+++ Task inputs

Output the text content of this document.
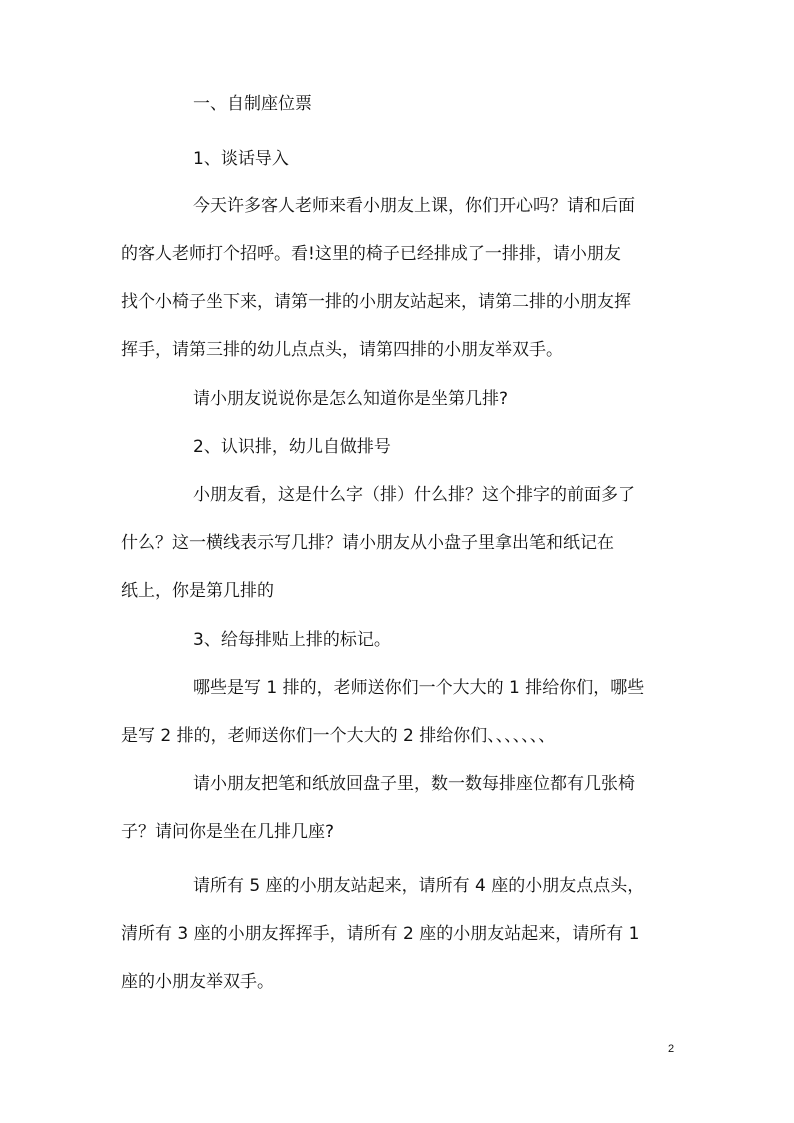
一、自制座位票
1、谈话导入
今天许多客人老师来看小朋友上课，你们开心吗？请和后面
的客人老师打个招呼。看!这里的椅子已经排成了一排排，请小朋友
找个小椅子坐下来，请第一排的小朋友站起来，请第二排的小朋友挥
挥手，请第三排的幼儿点点头，请第四排的小朋友举双手。
请小朋友说说你是怎么知道你是坐第几排?
2、认识排，幼儿自做排号
小朋友看，这是什么字（排）什么排？这个排字的前面多了
什么？这一横线表示写几排？请小朋友从小盘子里拿出笔和纸记在
纸上，你是第几排的
3、给每排贴上排的标记。
哪些是写 1 排的，老师送你们一个大大的 1 排给你们，哪些
是写 2 排的，老师送你们一个大大的 2 排给你们、、、、、、、
请小朋友把笔和纸放回盘子里，数一数每排座位都有几张椅
子？请问你是坐在几排几座?
请所有 5 座的小朋友站起来，请所有 4 座的小朋友点点头，
清所有 3 座的小朋友挥挥手，请所有 2 座的小朋友站起来，请所有 1
座的小朋友举双手。
2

++++++

* Work to be completed
Copy every line from the entries that contains the word "排给你们".

* Solution
哪些是写 1 排的，老师送你们一个大大的 1 排给你们，哪些
是写 2 排的，老师送你们一个大大的 2 排给你们、、、、、、、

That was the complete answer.